─── Data to use ───

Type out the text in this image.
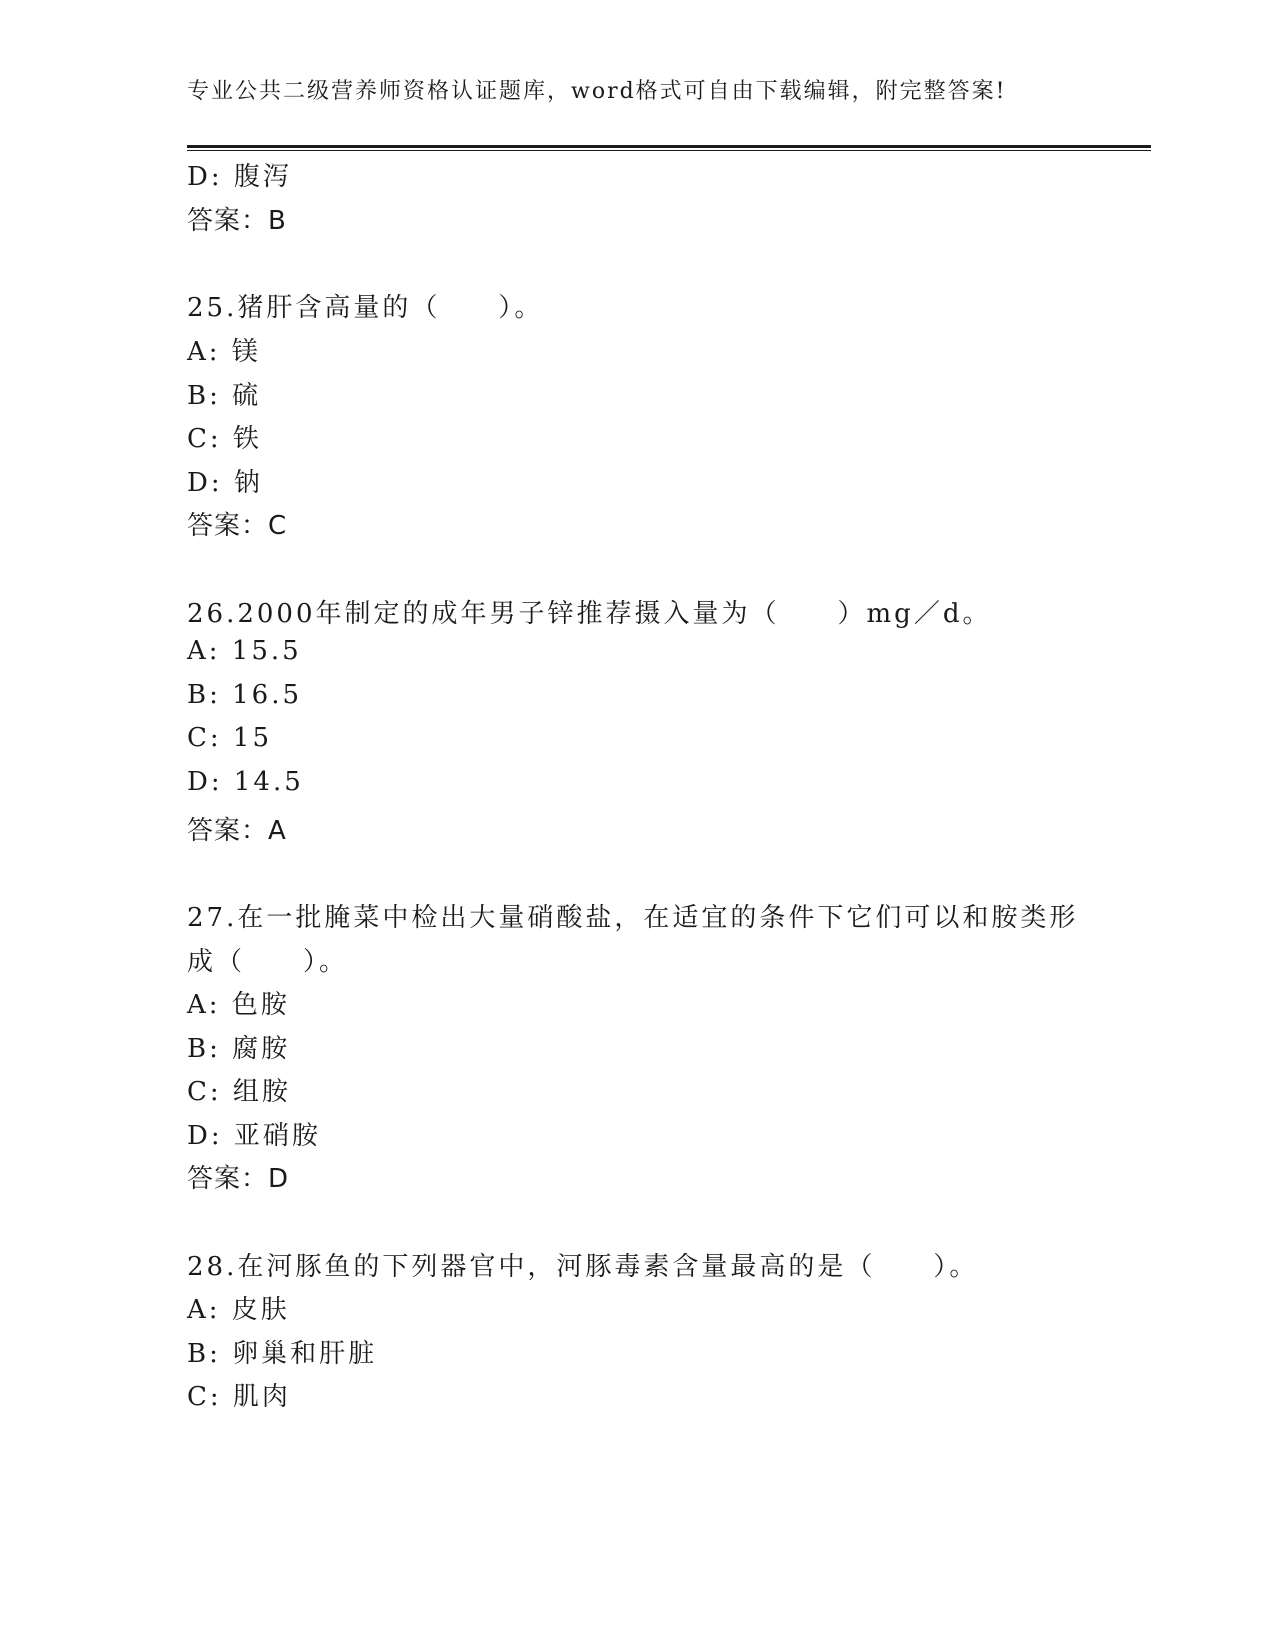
专业公共二级营养师资格认证题库，word格式可自由下载编辑，附完整答案!
D: 腹泻
答案：B
25.猪肝含高量的（　　）。
A: 镁
B: 硫
C: 铁
D: 钠
答案：C
26.2000年制定的成年男子锌推荐摄入量为（　　）mg／d。
A: 15.5
B: 16.5
C: 15
D: 14.5
答案：A
27.在一批腌菜中检出大量硝酸盐，在适宜的条件下它们可以和胺类形
成（　　）。
A: 色胺
B: 腐胺
C: 组胺
D: 亚硝胺
答案：D
28.在河豚鱼的下列器官中，河豚毒素含量最高的是（　　）。
A: 皮肤
B: 卵巢和肝脏
C: 肌肉
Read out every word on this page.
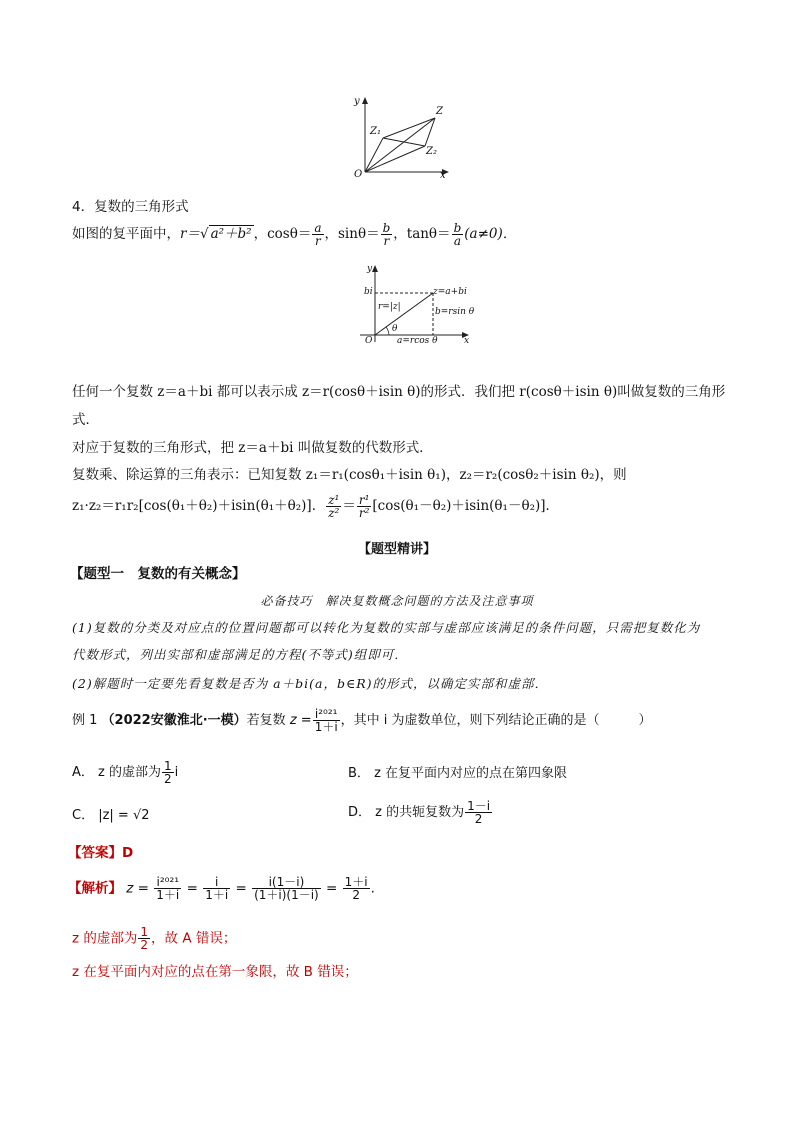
y
x
O
Z
Z₁
Z₂
4．复数的三角形式
如图的复平面中，r＝√ a²＋b² ，$\cos\theta= \frac{a}{r}$ ，$\sin\theta= \frac{b}{r}$ ，$\tan\theta= \frac{b}{a} (a\ne 0)$．
y
x
O
bi	z=a+bi
r=|z|	b=rsin θ
θ
a=rcos θ
任何一个复数 z＝a＋bi 都可以表示成 z＝r(cosθ＋isin θ)的形式．我们把 r(cosθ＋isin θ)叫做复数的三角形
式．
对应于复数的三角形式，把 z＝a＋bi 叫做复数的代数形式．
复数乘、除运算的三角表示：已知复数 z₁＝r₁(cosθ₁＋isin θ₁)，z₂＝r₂(cosθ₂＋isin θ₂)，则
z₁·z₂＝r₁r₂[cos(θ₁＋θ₂)＋isin(θ₁＋θ₂)]． $\frac{\text{z¹}}{\text{z²}} = \frac{\text{r¹}}{\text{r²}} [\cos(\theta_1-\theta_2)+isin(\theta_1-\theta_2)]$．
【题型精讲】
【题型一　复数的有关概念】
必备技巧　解决复数概念问题的方法及注意事项
(1)复数的分类及对应点的位置问题都可以转化为复数的实部与虚部应该满足的条件问题，只需把复数化为
代数形式，列出实部和虚部满足的方程(不等式)组即可．
(2)解题时一定要先看复数是否为 a＋bi(a，b∈R)的形式，以确定实部和虚部．
例 1 （2022安徽淮北·一模）若复数 $z = \frac{\text{i²⁰²¹}}{1+i}$ ，其中 i 为虚数单位，则下列结论正确的是（　　　）
A． z 的虚部为 $\frac{1}{2}$ i	B． z 在复平面内对应的点在第四象限
C． |z| = √2	D． z 的共轭复数为 $\frac{1-i}{2}$
【答案】D
【解析】 $z = \frac{\text{i²⁰²¹}}{1+i} = \frac{i}{1+i} = \frac{i(1-i)}{(1+i)(1-i)} = \frac{1+i}{2}$ .
z 的虚部为 $\frac{1}{2}$ ，故 A 错误；
z 在复平面内对应的点在第一象限，故 B 错误；
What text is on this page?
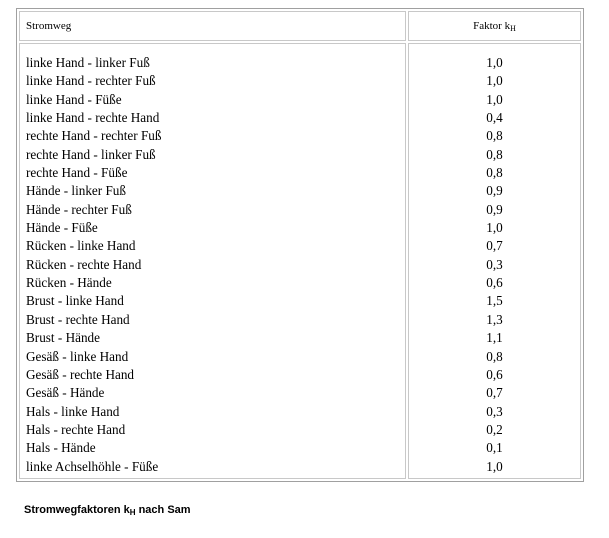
Stromweg	Faktor $k_H$
linke Hand - linker Fuß
linke Hand - rechter Fuß
linke Hand - Füße
linke Hand - rechte Hand
rechte Hand - rechter Fuß
rechte Hand - linker Fuß
rechte Hand - Füße
Hände - linker Fuß
Hände - rechter Fuß
Hände - Füße
Rücken - linke Hand
Rücken - rechte Hand
Rücken - Hände
Brust - linke Hand
Brust - rechte Hand
Brust - Hände
Gesäß - linke Hand
Gesäß - rechte Hand
Gesäß - Hände
Hals - linke Hand
Hals - rechte Hand
Hals - Hände
linke Achselhöhle - Füße
1,0
1,0
1,0
0,4
0,8
0,8
0,8
0,9
0,9
1,0
0,7
0,3
0,6
1,5
1,3
1,1
0,8
0,6
0,7
0,3
0,2
0,1
1,0
Stromwegfaktoren $k_H$ nach Sam
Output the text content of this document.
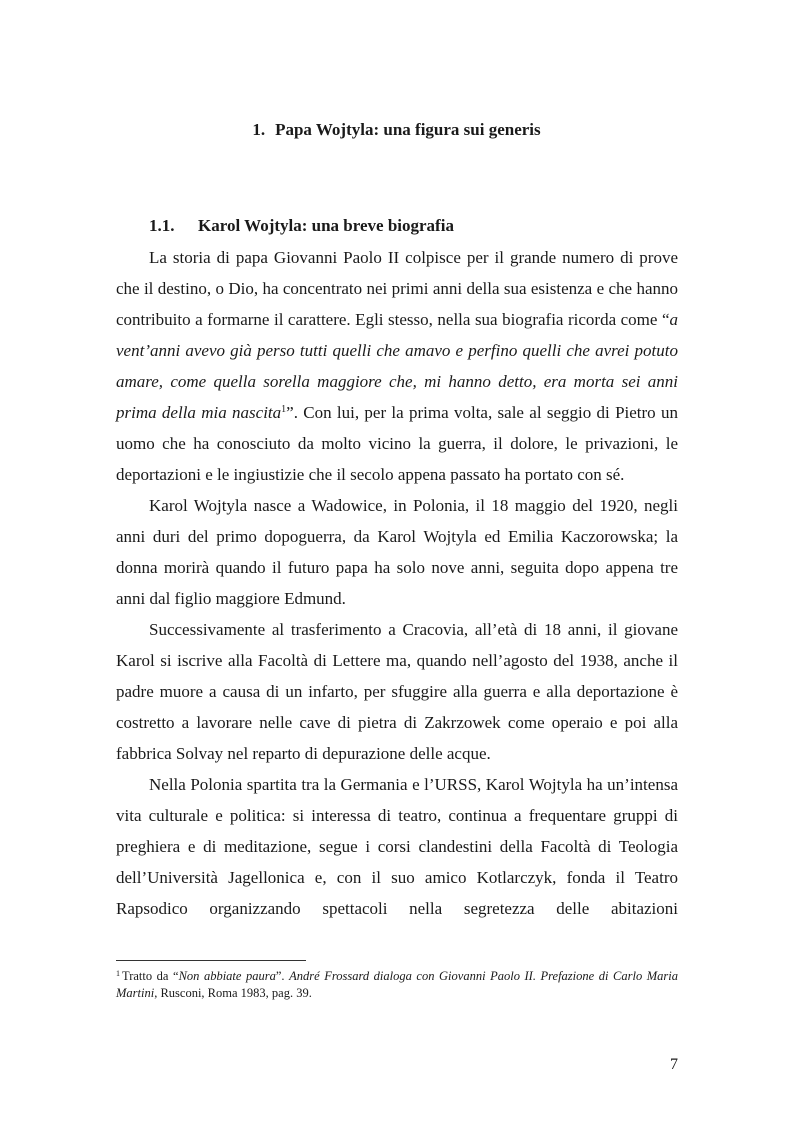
1. Papa Wojtyla: una figura sui generis
1.1. Karol Wojtyla: una breve biografia

La storia di papa Giovanni Paolo II colpisce per il grande numero di prove che il destino, o Dio, ha concentrato nei primi anni della sua esistenza e che hanno contribuito a formarne il carattere. Egli stesso, nella sua biografia ricorda come “a vent’anni avevo già perso tutti quelli che amavo e perfino quelli che avrei potuto amare, come quella sorella maggiore che, mi hanno detto, era morta sei anni prima della mia nascita$^1$”. Con lui, per la prima volta, sale al seggio di Pietro un uomo che ha conosciuto da molto vicino la guerra, il dolore, le privazioni, le deportazioni e le ingiustizie che il secolo appena passato ha portato con sé.

Karol Wojtyla nasce a Wadowice, in Polonia, il 18 maggio del 1920, negli anni duri del primo dopoguerra, da Karol Wojtyla ed Emilia Kaczorowska; la donna morirà quando il futuro papa ha solo nove anni, seguita dopo appena tre anni dal figlio maggiore Edmund.

Successivamente al trasferimento a Cracovia, all’età di 18 anni, il giovane Karol si iscrive alla Facoltà di Lettere ma, quando nell’agosto del 1938, anche il padre muore a causa di un infarto, per sfuggire alla guerra e alla deportazione è costretto a lavorare nelle cave di pietra di Zakrzowek come operaio e poi alla fabbrica Solvay nel reparto di depurazione delle acque.

Nella Polonia spartita tra la Germania e l’URSS, Karol Wojtyla ha un’intensa vita culturale e politica: si interessa di teatro, continua a frequentare gruppi di preghiera e di meditazione, segue i corsi clandestini della Facoltà di Teologia dell’Università Jagellonica e, con il suo amico Kotlarczyk, fonda il Teatro Rapsodico organizzando spettacoli nella segretezza delle abitazioni

$^1$ Tratto da “Non abbiate paura”. André Frossard dialoga con Giovanni Paolo II. Prefazione di Carlo Maria Martini, Rusconi, Roma 1983, pag. 39.
7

───

■ The request: Pick out the lines containing the string "page".

■ Reply:
Read out every word on this page.
What text is on this page?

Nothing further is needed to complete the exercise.